[Excerpt from a dataset]
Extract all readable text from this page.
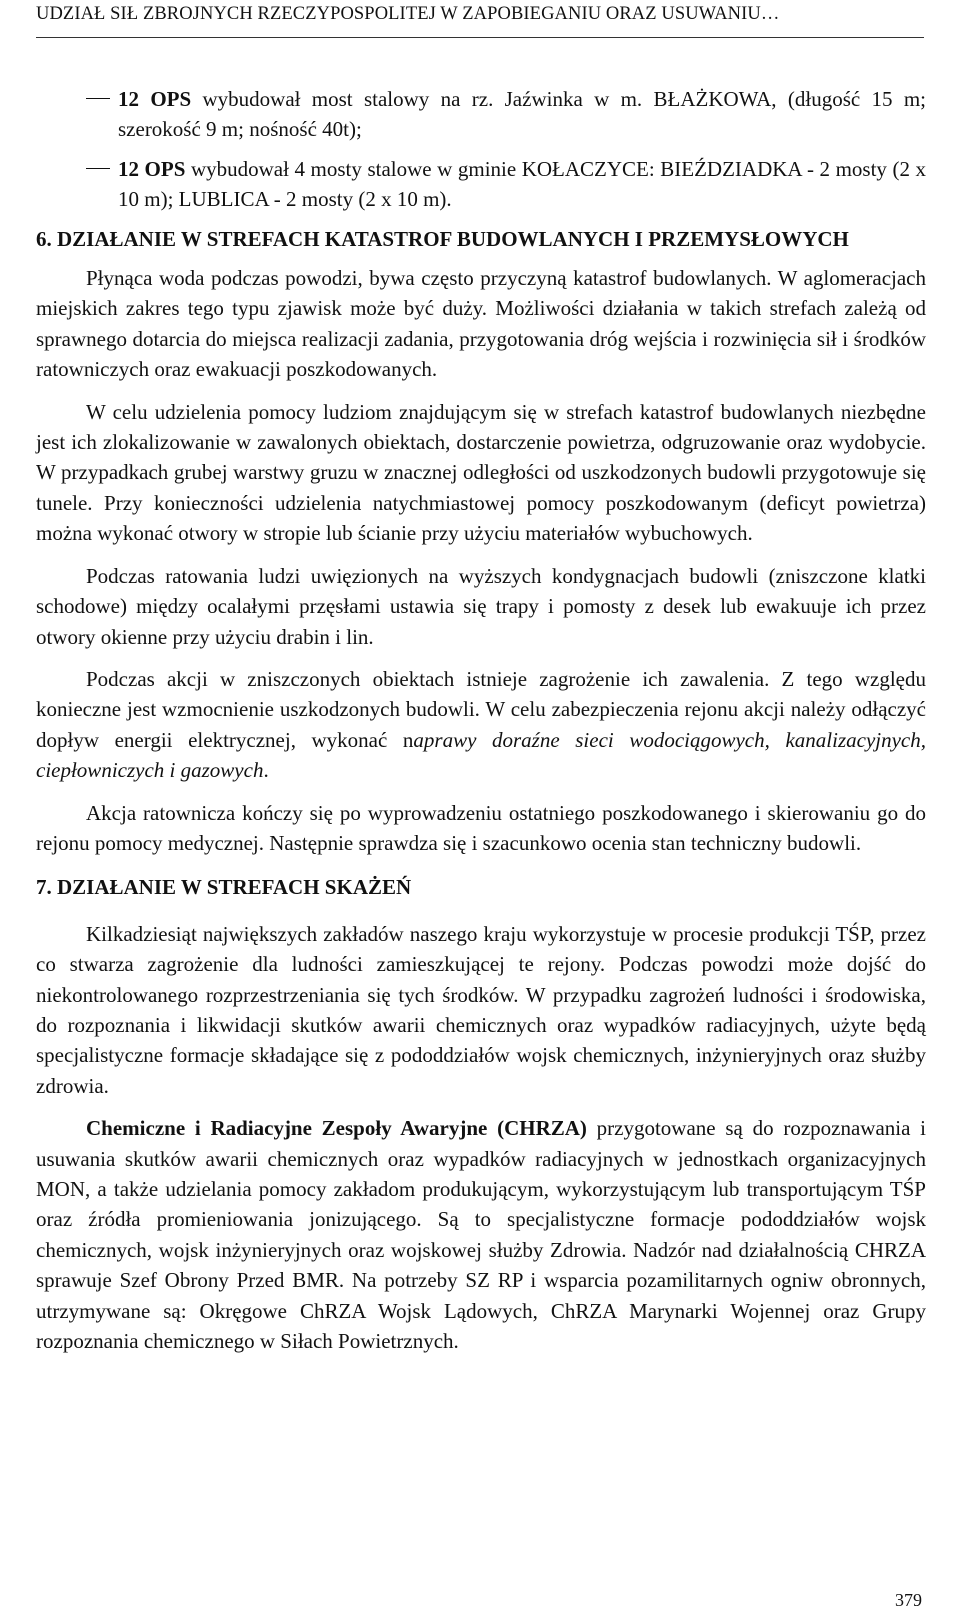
UDZIAŁ SIŁ ZBROJNYCH RZECZYPOSPOLITEJ W ZAPOBIEGANIU ORAZ USUWANIU…
12 OPS wybudował most stalowy na rz. Jaźwinka w m. BŁAŻKOWA, (długość 15 m; szerokość 9 m; nośność 40t);
12 OPS wybudował 4 mosty stalowe w gminie KOŁACZYCE: BIEŹDZIADKA - 2 mosty (2 x 10 m); LUBLICA - 2 mosty (2 x 10 m).
6. DZIAŁANIE W STREFACH KATASTROF BUDOWLANYCH I PRZEMYSŁOWYCH

Płynąca woda podczas powodzi, bywa często przyczyną katastrof budowlanych. W aglomeracjach miejskich zakres tego typu zjawisk może być duży. Możliwości działania w takich strefach zależą od sprawnego dotarcia do miejsca realizacji zadania, przygotowania dróg wejścia i rozwinięcia sił i środków ratowniczych oraz ewakuacji poszkodowanych.

W celu udzielenia pomocy ludziom znajdującym się w strefach katastrof budowlanych niezbędne jest ich zlokalizowanie w zawalonych obiektach, dostarczenie powietrza, odgruzowanie oraz wydobycie. W przypadkach grubej warstwy gruzu w znacznej odległości od uszkodzonych budowli przygotowuje się tunele. Przy konieczności udzielenia natychmiastowej pomocy poszkodowanym (deficyt powietrza) można wykonać otwory w stropie lub ścianie przy użyciu materiałów wybuchowych.

Podczas ratowania ludzi uwięzionych na wyższych kondygnacjach budowli (zniszczone klatki schodowe) między ocalałymi przęsłami ustawia się trapy i pomosty z desek lub ewakuuje ich przez otwory okienne przy użyciu drabin i lin.

Podczas akcji w zniszczonych obiektach istnieje zagrożenie ich zawalenia. Z tego względu konieczne jest wzmocnienie uszkodzonych budowli. W celu zabezpieczenia rejonu akcji należy odłączyć dopływ energii elektrycznej, wykonać naprawy doraźne sieci wodociągowych, kanalizacyjnych, ciepłowniczych i gazowych.

Akcja ratownicza kończy się po wyprowadzeniu ostatniego poszkodowanego i skierowaniu go do rejonu pomocy medycznej. Następnie sprawdza się i szacunkowo ocenia stan techniczny budowli.

7. DZIAŁANIE W STREFACH SKAŻEŃ

Kilkadziesiąt największych zakładów naszego kraju wykorzystuje w procesie produkcji TŚP, przez co stwarza zagrożenie dla ludności zamieszkującej te rejony. Podczas powodzi może dojść do niekontrolowanego rozprzestrzeniania się tych środków. W przypadku zagrożeń ludności i środowiska, do rozpoznania i likwidacji skutków awarii chemicznych oraz wypadków radiacyjnych, użyte będą specjalistyczne formacje składające się z pododdziałów wojsk chemicznych, inżynieryjnych oraz służby zdrowia.

Chemiczne i Radiacyjne Zespoły Awaryjne (CHRZA) przygotowane są do rozpoznawania i usuwania skutków awarii chemicznych oraz wypadków radiacyjnych w jednostkach organizacyjnych MON, a także udzielania pomocy zakładom produkującym, wykorzystującym lub transportującym TŚP oraz źródła promieniowania jonizującego. Są to specjalistyczne formacje pododdziałów wojsk chemicznych, wojsk inżynieryjnych oraz wojskowej służby Zdrowia. Nadzór nad działalnością CHRZA sprawuje Szef Obrony Przed BMR. Na potrzeby SZ RP i wsparcia pozamilitarnych ogniw obronnych, utrzymywane są: Okręgowe ChRZA Wojsk Lądowych, ChRZA Marynarki Wojennej oraz Grupy rozpoznania chemicznego w Siłach Powietrznych.

379
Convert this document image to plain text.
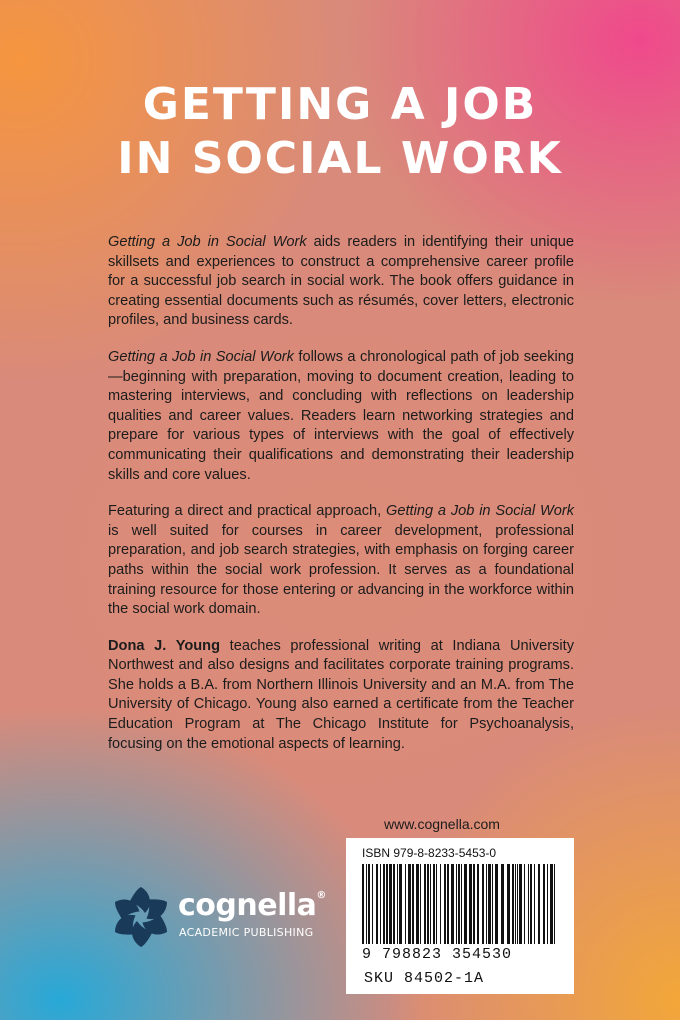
GETTING A JOB
IN SOCIAL WORK

Getting a Job in Social Work aids readers in identifying their unique skillsets and experiences to construct a comprehensive career profile for a successful job search in social work. The book offers guidance in creating essential documents such as résumés, cover letters, electronic profiles, and business cards.

Getting a Job in Social Work follows a chronological path of job seeking—beginning with preparation, moving to document creation, leading to mastering interviews, and concluding with reflections on leadership qualities and career values. Readers learn networking strategies and prepare for various types of interviews with the goal of effectively communicating their qualifications and demonstrating their leadership skills and core values.

Featuring a direct and practical approach, Getting a Job in Social Work is well suited for courses in career development, professional preparation, and job search strategies, with emphasis on forging career paths within the social work profession. It serves as a foundational training resource for those entering or advancing in the workforce within the social work domain.

Dona J. Young teaches professional writing at Indiana University Northwest and also designs and facilitates corporate training programs. She holds a B.A. from Northern Illinois University and an M.A. from The University of Chicago. Young also earned a certificate from the Teacher Education Program at The Chicago Institute for Psychoanalysis, focusing on the emotional aspects of learning.

www.cognella.com
ISBN 979-8-8233-5453-0
9 798823 354530
SKU 84502-1A
cognella®
ACADEMIC PUBLISHING
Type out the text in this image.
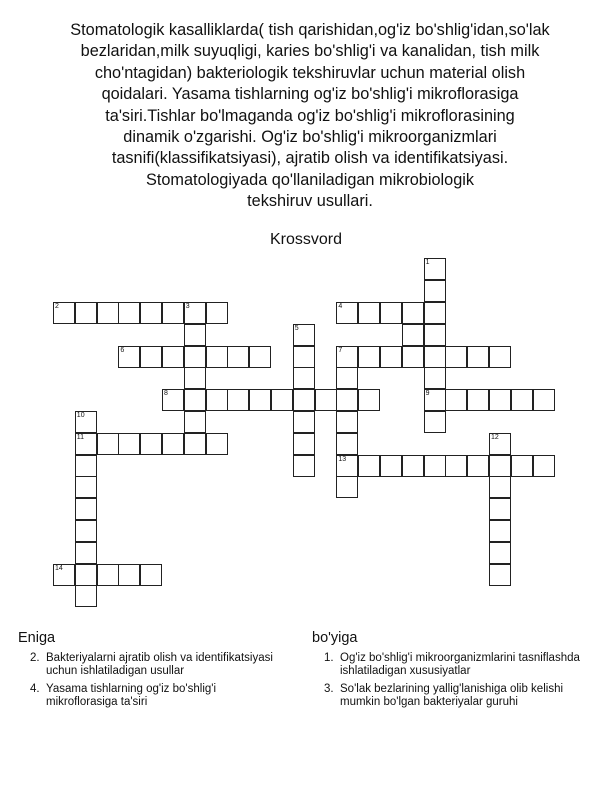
Stomatologik kasalliklarda( tish qarishidan,og'iz bo'shlig'idan,so'lak
bezlaridan,milk suyuqligi, karies bo'shlig'i va kanalidan, tish milk
cho'ntagidan) bakteriologik tekshiruvlar uchun material olish
qoidalari. Yasama tishlarning og'iz bo'shlig'i mikroflorasiga
ta'siri.Tishlar bo'lmaganda og'iz bo'shlig'i mikroflorasining
dinamik o'zgarishi. Og'iz bo'shlig'i mikroorganizmlari
tasnifi(klassifikatsiyasi), ajratib olish va identifikatsiyasi.
Stomatologiyada qo'llaniladigan mikrobiologik
tekshiruv usullari.
Krossvord
2	3	4
6	7
8	9
11
13
14
1
5
10
12
Eniga
2. Bakteriyalarni ajratib olish va identifikatsiyasi uchun ishlatiladigan usullar
4. Yasama tishlarning og'iz bo'shlig'i mikroflorasiga ta'siri
bo'yiga
1. Og'iz bo'shlig'i mikroorganizmlarini tasniflashda ishlatiladigan xususiyatlar
3. So'lak bezlarining yallig'lanishiga olib kelishi mumkin bo'lgan bakteriyalar guruhi
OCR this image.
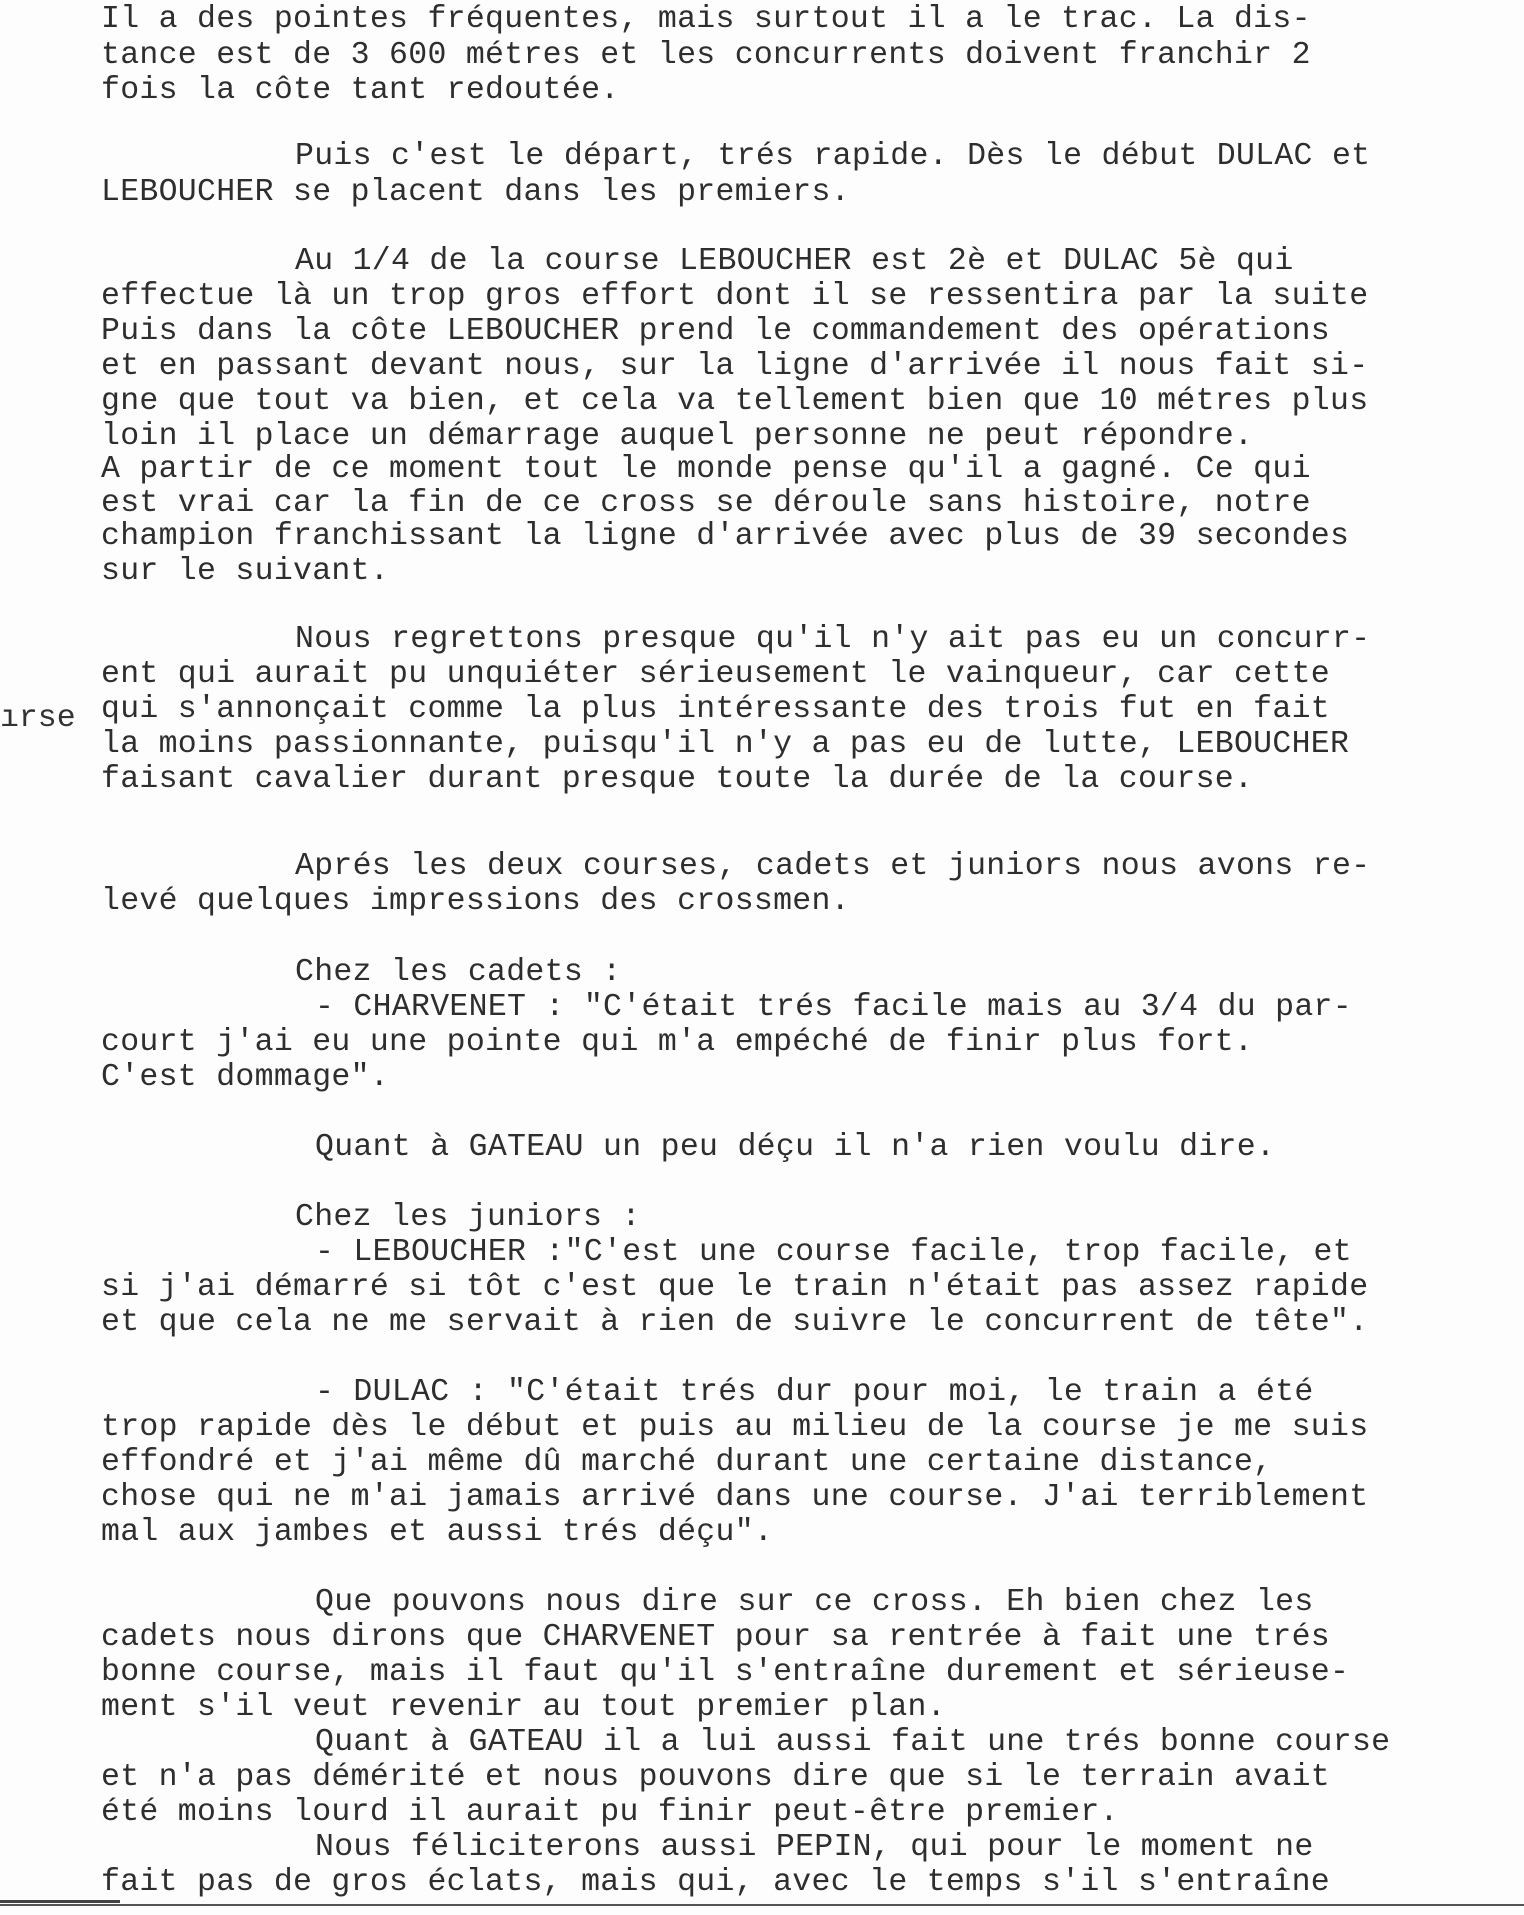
ırse
Il a des pointes fréquentes, mais surtout il a le trac. La dis-
tance est de 3 600 métres et les concurrents doivent franchir 2
fois la côte tant redoutée.
Puis c'est le départ, trés rapide. Dès le début DULAC et
LEBOUCHER se placent dans les premiers.
Au 1/4 de la course LEBOUCHER est 2è et DULAC 5è qui
effectue là un trop gros effort dont il se ressentira par la suite
Puis dans la côte LEBOUCHER prend le commandement des opérations
et en passant devant nous, sur la ligne d'arrivée il nous fait si-
gne que tout va bien, et cela va tellement bien que 10 métres plus
loin il place un démarrage auquel personne ne peut répondre.
A partir de ce moment tout le monde pense qu'il a gagné. Ce qui
est vrai car la fin de ce cross se déroule sans histoire, notre
champion franchissant la ligne d'arrivée avec plus de 39 secondes
sur le suivant.
Nous regrettons presque qu'il n'y ait pas eu un concurr-
ent qui aurait pu unquiéter sérieusement le vainqueur, car cette
qui s'annonçait comme la plus intéressante des trois fut en fait
la moins passionnante, puisqu'il n'y a pas eu de lutte, LEBOUCHER
faisant cavalier durant presque toute la durée de la course.
Aprés les deux courses, cadets et juniors nous avons re-
levé quelques impressions des crossmen.
Chez les cadets :
- CHARVENET : "C'était trés facile mais au 3/4 du par-
court j'ai eu une pointe qui m'a empéché de finir plus fort.
C'est dommage".
Quant à GATEAU un peu déçu il n'a rien voulu dire.
Chez les juniors :
- LEBOUCHER :"C'est une course facile, trop facile, et
si j'ai démarré si tôt c'est que le train n'était pas assez rapide
et que cela ne me servait à rien de suivre le concurrent de tête".
- DULAC : "C'était trés dur pour moi, le train a été
trop rapide dès le début et puis au milieu de la course je me suis
effondré et j'ai même dû marché durant une certaine distance,
chose qui ne m'ai jamais arrivé dans une course. J'ai terriblement
mal aux jambes et aussi trés déçu".
Que pouvons nous dire sur ce cross. Eh bien chez les
cadets nous dirons que CHARVENET pour sa rentrée à fait une trés
bonne course, mais il faut qu'il s'entraîne durement et sérieuse-
ment s'il veut revenir au tout premier plan.
Quant à GATEAU il a lui aussi fait une trés bonne course
et n'a pas démérité et nous pouvons dire que si le terrain avait
été moins lourd il aurait pu finir peut-être premier.
Nous féliciterons aussi PEPIN, qui pour le moment ne
fait pas de gros éclats, mais qui, avec le temps s'il s'entraîne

Instructions for the task — Copy all lines from the material that include "moment".

Response —
A partir de ce moment tout le monde pense qu'il a gagné. Ce qui
Nous féliciterons aussi PEPIN, qui pour le moment ne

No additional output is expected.